**Prompt:** In your copy, include every line of the listing below exactly but none of the pictures.

**Excerpted data:**
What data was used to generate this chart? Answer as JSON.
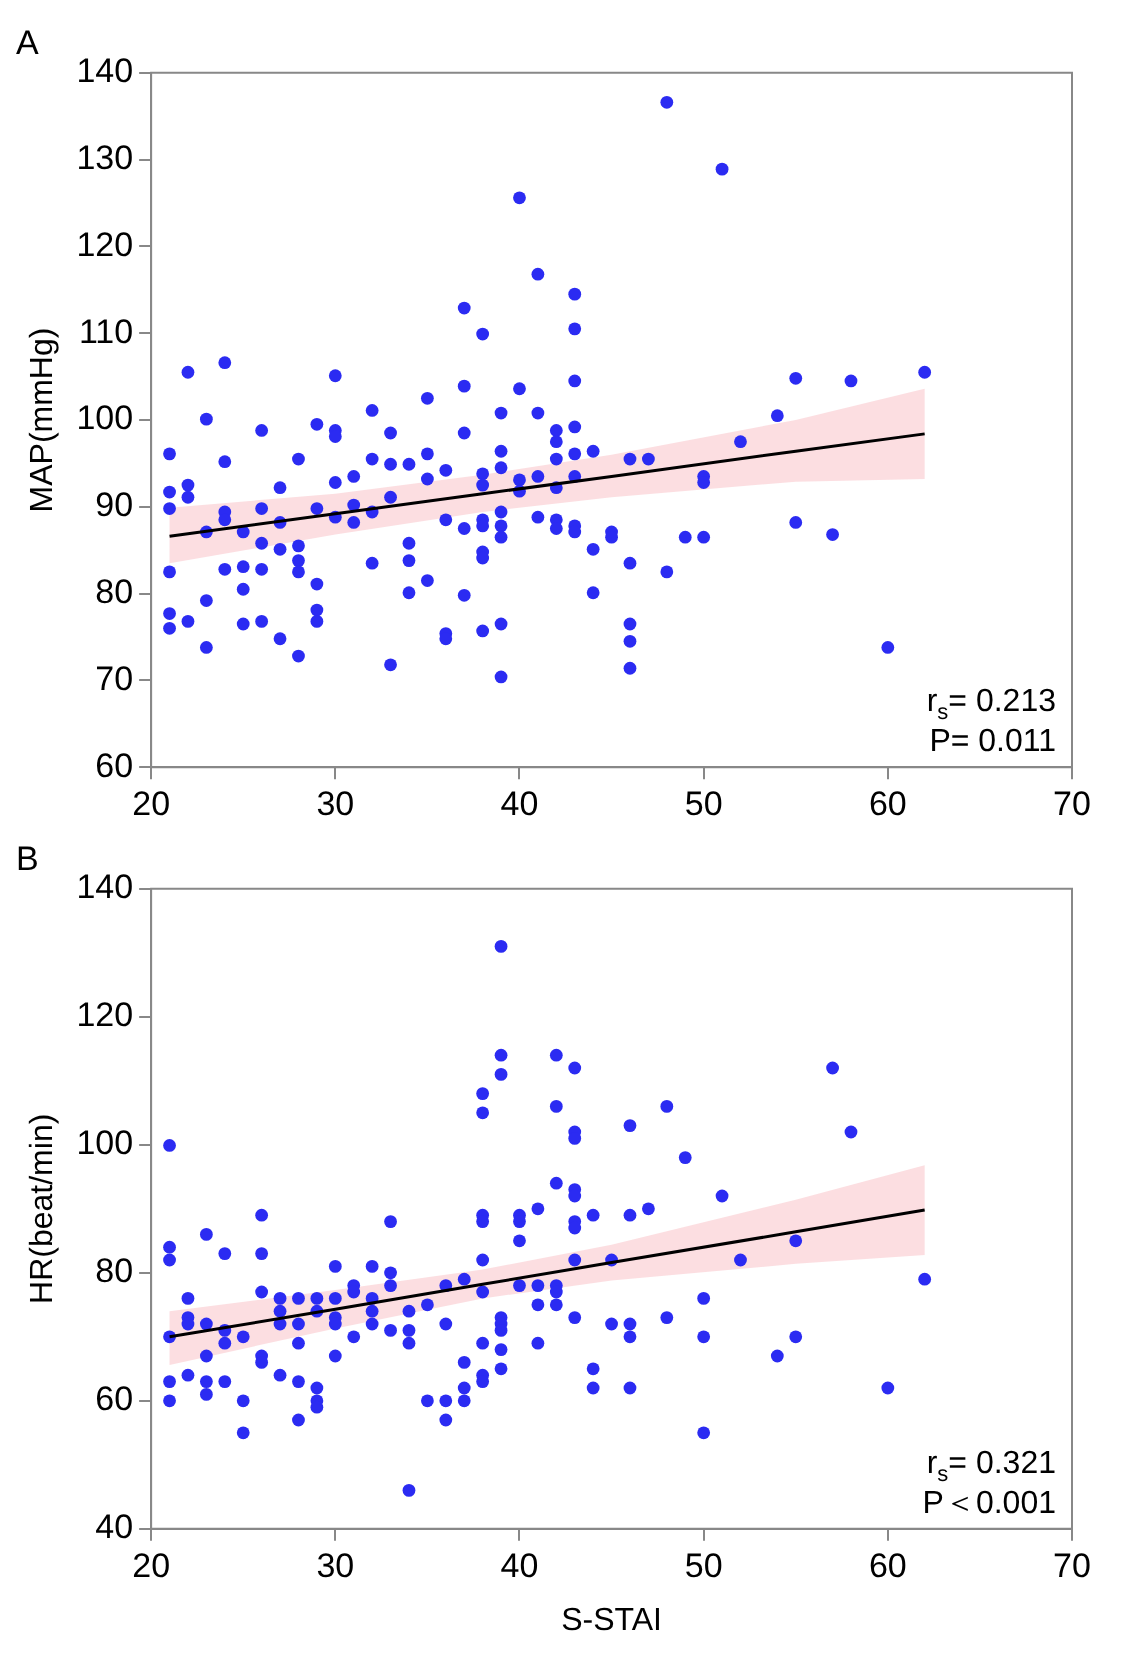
{
  "chart_data": [
    {
      "type": "scatter",
      "title": "A",
      "ylabel": "MAP(mmHg)",
      "xlim": [
        20,
        70
      ],
      "ylim": [
        60,
        140
      ],
      "xticks": [
        20,
        30,
        40,
        50,
        60,
        70
      ],
      "yticks": [
        60,
        70,
        80,
        90,
        100,
        110,
        120,
        130,
        140
      ],
      "grid": false,
      "annotations": [
        "r$_{s}$= 0.213",
        "P= 0.011"
      ],
      "series": [
        {
          "marker": "circle",
          "color": "#2b2bf2",
          "x": [
            21,
            21,
            21,
            21,
            21,
            21,
            22,
            22,
            22,
            22,
            23,
            23,
            23,
            23,
            24,
            24,
            24,
            24,
            24,
            25,
            25,
            25,
            25,
            26,
            26,
            26,
            26,
            26,
            27,
            27,
            27,
            27,
            28,
            28,
            28,
            28,
            28,
            29,
            29,
            29,
            29,
            29,
            30,
            30,
            30,
            30,
            30,
            31,
            31,
            31,
            32,
            32,
            32,
            32,
            33,
            33,
            33,
            33,
            34,
            34,
            34,
            34,
            35,
            35,
            35,
            35,
            36,
            36,
            36,
            36,
            37,
            37,
            37,
            37,
            37,
            38,
            38,
            38,
            38,
            38,
            38,
            38,
            38,
            39,
            39,
            39,
            39,
            39,
            39,
            39,
            39,
            40,
            40,
            40,
            40,
            41,
            41,
            41,
            41,
            42,
            42,
            42,
            42,
            42,
            42,
            43,
            43,
            43,
            43,
            43,
            43,
            43,
            43,
            44,
            44,
            44,
            45,
            45,
            46,
            46,
            46,
            46,
            46,
            47,
            48,
            48,
            49,
            50,
            50,
            50,
            51,
            52,
            54,
            55,
            55,
            57,
            58,
            60,
            62
          ],
          "values": [
            96.1,
            91.7,
            89.8,
            82.5,
            77.7,
            76,
            105.5,
            92.5,
            91.1,
            76.8,
            100.1,
            87.1,
            79.2,
            73.8,
            106.6,
            95.2,
            89.4,
            88.5,
            82.8,
            87.1,
            83.1,
            80.5,
            76.5,
            98.8,
            89.8,
            85.8,
            82.8,
            76.8,
            92.2,
            88.2,
            85.1,
            74.8,
            95.5,
            85.5,
            83.8,
            82.5,
            72.8,
            99.5,
            89.8,
            81.1,
            78.1,
            76.8,
            105.1,
            98.8,
            98.1,
            92.8,
            88.8,
            93.5,
            90.2,
            88.2,
            101.1,
            95.5,
            89.4,
            83.5,
            98.5,
            94.9,
            91.1,
            71.8,
            94.9,
            85.8,
            83.8,
            80.1,
            102.5,
            96.1,
            93.2,
            81.5,
            94.2,
            88.5,
            75.4,
            74.8,
            112.9,
            103.9,
            98.5,
            87.5,
            79.8,
            109.9,
            93.8,
            92.5,
            88.5,
            87.8,
            84.8,
            84.1,
            75.7,
            100.8,
            96.4,
            94.5,
            89.4,
            87.8,
            86.5,
            76.5,
            70.4,
            125.6,
            103.6,
            93.1,
            91.8,
            116.8,
            100.8,
            93.5,
            88.8,
            98.8,
            97.5,
            95.5,
            92.2,
            88.5,
            87.5,
            114.5,
            110.5,
            104.5,
            99.2,
            96.1,
            93.5,
            87.8,
            87.1,
            96.4,
            85.1,
            80.1,
            87.1,
            86.5,
            95.5,
            83.5,
            76.5,
            74.5,
            71.4,
            95.5,
            136.6,
            82.5,
            86.5,
            93.5,
            92.8,
            86.5,
            128.9,
            97.5,
            100.5,
            104.8,
            88.2,
            86.8,
            104.5,
            73.8,
            105.5
          ]
        },
        {
          "type": "line",
          "color": "#000000",
          "x": [
            21,
            30,
            38,
            45,
            55,
            62
          ],
          "values": [
            86.6,
            89.2,
            91.5,
            93.5,
            96.4,
            98.4
          ],
          "lower": [
            83.5,
            86.8,
            89.4,
            91.1,
            92.9,
            93.2
          ],
          "upper": [
            89.9,
            91.5,
            93.7,
            96.0,
            100.0,
            103.6
          ]
        }
      ]
    },
    {
      "type": "scatter",
      "title": "B",
      "xlabel": "S-STAI",
      "ylabel": "HR(beat/min)",
      "xlim": [
        20,
        70
      ],
      "ylim": [
        40,
        140
      ],
      "xticks": [
        20,
        30,
        40,
        50,
        60,
        70
      ],
      "yticks": [
        40,
        60,
        80,
        100,
        120,
        140
      ],
      "grid": false,
      "annotations": [
        "r$_{s}$= 0.321",
        "P＜0.001"
      ],
      "series": [
        {
          "marker": "circle",
          "color": "#2b2bf2",
          "x": [
            21,
            21,
            21,
            21,
            21,
            21,
            22,
            22,
            22,
            22,
            23,
            23,
            23,
            23,
            23,
            24,
            24,
            24,
            24,
            25,
            25,
            25,
            26,
            26,
            26,
            26,
            26,
            27,
            27,
            27,
            27,
            28,
            28,
            28,
            28,
            28,
            29,
            29,
            29,
            29,
            29,
            30,
            30,
            30,
            30,
            30,
            31,
            31,
            31,
            32,
            32,
            32,
            32,
            33,
            33,
            33,
            33,
            34,
            34,
            34,
            34,
            35,
            35,
            36,
            36,
            36,
            36,
            37,
            37,
            37,
            37,
            38,
            38,
            38,
            38,
            38,
            38,
            38,
            38,
            38,
            39,
            39,
            39,
            39,
            39,
            39,
            39,
            39,
            40,
            40,
            40,
            40,
            41,
            41,
            41,
            41,
            42,
            42,
            42,
            42,
            42,
            42,
            43,
            43,
            43,
            43,
            43,
            43,
            43,
            43,
            43,
            44,
            44,
            44,
            45,
            45,
            46,
            46,
            46,
            46,
            46,
            47,
            48,
            48,
            49,
            50,
            50,
            50,
            51,
            52,
            54,
            55,
            55,
            57,
            58,
            60,
            62
          ],
          "values": [
            99.9,
            84,
            82,
            70,
            63,
            60,
            76,
            73,
            72,
            64,
            86,
            72,
            67,
            63,
            61,
            83,
            71,
            69,
            63,
            70,
            60,
            55,
            89,
            83,
            77,
            67,
            66,
            76,
            74,
            72,
            64,
            76,
            72,
            69,
            63,
            57,
            76,
            74,
            62,
            60,
            59,
            81,
            76,
            73,
            72,
            67,
            78,
            77,
            70,
            81,
            76,
            74,
            72,
            88,
            80,
            78,
            71,
            74,
            71,
            69,
            46,
            75,
            60,
            78,
            72,
            60,
            57,
            79,
            66,
            62,
            60,
            108,
            105,
            89,
            88,
            82,
            77,
            69,
            64,
            63,
            131,
            114,
            111,
            73,
            72,
            71,
            68,
            65,
            89,
            88,
            85,
            78,
            90,
            78,
            75,
            69,
            114,
            106,
            94,
            78,
            77,
            75,
            112,
            102,
            101,
            93,
            92,
            88,
            87,
            82,
            73,
            89,
            65,
            62,
            82,
            72,
            103,
            89,
            72,
            70,
            62,
            90,
            106,
            73,
            98,
            76,
            70,
            55,
            92,
            82,
            67,
            85,
            70,
            112,
            102,
            62,
            79
          ]
        },
        {
          "type": "line",
          "color": "#000000",
          "x": [
            21,
            30,
            38,
            45,
            55,
            62
          ],
          "values": [
            70.0,
            74.3,
            78.2,
            81.6,
            86.4,
            89.8
          ],
          "lower": [
            65.6,
            71.3,
            76.0,
            78.8,
            81.4,
            82.8
          ],
          "upper": [
            74.0,
            77.3,
            80.5,
            84.4,
            91.4,
            96.8
          ]
        }
      ]
    }
  ]
}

**The result:**
What data was used to generate this chart? Answer as JSON.
{
  "chart_data": [
    {
      "type": "scatter",
      "title": "A",
      "ylabel": "MAP(mmHg)",
      "xlim": [
        20,
        70
      ],
      "ylim": [
        60,
        140
      ],
      "xticks": [
        20,
        30,
        40,
        50,
        60,
        70
      ],
      "yticks": [
        60,
        70,
        80,
        90,
        100,
        110,
        120,
        130,
        140
      ],
      "grid": false,
      "annotations": [
        "r$_{s}$= 0.213",
        "P= 0.011"
      ],
      "series": [
        {
          "marker": "circle",
          "color": "#2b2bf2",
          "x": [
            21,
            21,
            21,
            21,
            21,
            21,
            22,
            22,
            22,
            22,
            23,
            23,
            23,
            23,
            24,
            24,
            24,
            24,
            24,
            25,
            25,
            25,
            25,
            26,
            26,
            26,
            26,
            26,
            27,
            27,
            27,
            27,
            28,
            28,
            28,
            28,
            28,
            29,
            29,
            29,
            29,
            29,
            30,
            30,
            30,
            30,
            30,
            31,
            31,
            31,
            32,
            32,
            32,
            32,
            33,
            33,
            33,
            33,
            34,
            34,
            34,
            34,
            35,
            35,
            35,
            35,
            36,
            36,
            36,
            36,
            37,
            37,
            37,
            37,
            37,
            38,
            38,
            38,
            38,
            38,
            38,
            38,
            38,
            39,
            39,
            39,
            39,
            39,
            39,
            39,
            39,
            40,
            40,
            40,
            40,
            41,
            41,
            41,
            41,
            42,
            42,
            42,
            42,
            42,
            42,
            43,
            43,
            43,
            43,
            43,
            43,
            43,
            43,
            44,
            44,
            44,
            45,
            45,
            46,
            46,
            46,
            46,
            46,
            47,
            48,
            48,
            49,
            50,
            50,
            50,
            51,
            52,
            54,
            55,
            55,
            57,
            58,
            60,
            62
          ],
          "values": [
            96.1,
            91.7,
            89.8,
            82.5,
            77.7,
            76,
            105.5,
            92.5,
            91.1,
            76.8,
            100.1,
            87.1,
            79.2,
            73.8,
            106.6,
            95.2,
            89.4,
            88.5,
            82.8,
            87.1,
            83.1,
            80.5,
            76.5,
            98.8,
            89.8,
            85.8,
            82.8,
            76.8,
            92.2,
            88.2,
            85.1,
            74.8,
            95.5,
            85.5,
            83.8,
            82.5,
            72.8,
            99.5,
            89.8,
            81.1,
            78.1,
            76.8,
            105.1,
            98.8,
            98.1,
            92.8,
            88.8,
            93.5,
            90.2,
            88.2,
            101.1,
            95.5,
            89.4,
            83.5,
            98.5,
            94.9,
            91.1,
            71.8,
            94.9,
            85.8,
            83.8,
            80.1,
            102.5,
            96.1,
            93.2,
            81.5,
            94.2,
            88.5,
            75.4,
            74.8,
            112.9,
            103.9,
            98.5,
            87.5,
            79.8,
            109.9,
            93.8,
            92.5,
            88.5,
            87.8,
            84.8,
            84.1,
            75.7,
            100.8,
            96.4,
            94.5,
            89.4,
            87.8,
            86.5,
            76.5,
            70.4,
            125.6,
            103.6,
            93.1,
            91.8,
            116.8,
            100.8,
            93.5,
            88.8,
            98.8,
            97.5,
            95.5,
            92.2,
            88.5,
            87.5,
            114.5,
            110.5,
            104.5,
            99.2,
            96.1,
            93.5,
            87.8,
            87.1,
            96.4,
            85.1,
            80.1,
            87.1,
            86.5,
            95.5,
            83.5,
            76.5,
            74.5,
            71.4,
            95.5,
            136.6,
            82.5,
            86.5,
            93.5,
            92.8,
            86.5,
            128.9,
            97.5,
            100.5,
            104.8,
            88.2,
            86.8,
            104.5,
            73.8,
            105.5
          ]
        },
        {
          "type": "line",
          "color": "#000000",
          "x": [
            21,
            30,
            38,
            45,
            55,
            62
          ],
          "values": [
            86.6,
            89.2,
            91.5,
            93.5,
            96.4,
            98.4
          ],
          "lower": [
            83.5,
            86.8,
            89.4,
            91.1,
            92.9,
            93.2
          ],
          "upper": [
            89.9,
            91.5,
            93.7,
            96.0,
            100.0,
            103.6
          ]
        }
      ]
    },
    {
      "type": "scatter",
      "title": "B",
      "xlabel": "S-STAI",
      "ylabel": "HR(beat/min)",
      "xlim": [
        20,
        70
      ],
      "ylim": [
        40,
        140
      ],
      "xticks": [
        20,
        30,
        40,
        50,
        60,
        70
      ],
      "yticks": [
        40,
        60,
        80,
        100,
        120,
        140
      ],
      "grid": false,
      "annotations": [
        "r$_{s}$= 0.321",
        "P＜0.001"
      ],
      "series": [
        {
          "marker": "circle",
          "color": "#2b2bf2",
          "x": [
            21,
            21,
            21,
            21,
            21,
            21,
            22,
            22,
            22,
            22,
            23,
            23,
            23,
            23,
            23,
            24,
            24,
            24,
            24,
            25,
            25,
            25,
            26,
            26,
            26,
            26,
            26,
            27,
            27,
            27,
            27,
            28,
            28,
            28,
            28,
            28,
            29,
            29,
            29,
            29,
            29,
            30,
            30,
            30,
            30,
            30,
            31,
            31,
            31,
            32,
            32,
            32,
            32,
            33,
            33,
            33,
            33,
            34,
            34,
            34,
            34,
            35,
            35,
            36,
            36,
            36,
            36,
            37,
            37,
            37,
            37,
            38,
            38,
            38,
            38,
            38,
            38,
            38,
            38,
            38,
            39,
            39,
            39,
            39,
            39,
            39,
            39,
            39,
            40,
            40,
            40,
            40,
            41,
            41,
            41,
            41,
            42,
            42,
            42,
            42,
            42,
            42,
            43,
            43,
            43,
            43,
            43,
            43,
            43,
            43,
            43,
            44,
            44,
            44,
            45,
            45,
            46,
            46,
            46,
            46,
            46,
            47,
            48,
            48,
            49,
            50,
            50,
            50,
            51,
            52,
            54,
            55,
            55,
            57,
            58,
            60,
            62
          ],
          "values": [
            99.9,
            84,
            82,
            70,
            63,
            60,
            76,
            73,
            72,
            64,
            86,
            72,
            67,
            63,
            61,
            83,
            71,
            69,
            63,
            70,
            60,
            55,
            89,
            83,
            77,
            67,
            66,
            76,
            74,
            72,
            64,
            76,
            72,
            69,
            63,
            57,
            76,
            74,
            62,
            60,
            59,
            81,
            76,
            73,
            72,
            67,
            78,
            77,
            70,
            81,
            76,
            74,
            72,
            88,
            80,
            78,
            71,
            74,
            71,
            69,
            46,
            75,
            60,
            78,
            72,
            60,
            57,
            79,
            66,
            62,
            60,
            108,
            105,
            89,
            88,
            82,
            77,
            69,
            64,
            63,
            131,
            114,
            111,
            73,
            72,
            71,
            68,
            65,
            89,
            88,
            85,
            78,
            90,
            78,
            75,
            69,
            114,
            106,
            94,
            78,
            77,
            75,
            112,
            102,
            101,
            93,
            92,
            88,
            87,
            82,
            73,
            89,
            65,
            62,
            82,
            72,
            103,
            89,
            72,
            70,
            62,
            90,
            106,
            73,
            98,
            76,
            70,
            55,
            92,
            82,
            67,
            85,
            70,
            112,
            102,
            62,
            79
          ]
        },
        {
          "type": "line",
          "color": "#000000",
          "x": [
            21,
            30,
            38,
            45,
            55,
            62
          ],
          "values": [
            70.0,
            74.3,
            78.2,
            81.6,
            86.4,
            89.8
          ],
          "lower": [
            65.6,
            71.3,
            76.0,
            78.8,
            81.4,
            82.8
          ],
          "upper": [
            74.0,
            77.3,
            80.5,
            84.4,
            91.4,
            96.8
          ]
        }
      ]
    }
  ]
}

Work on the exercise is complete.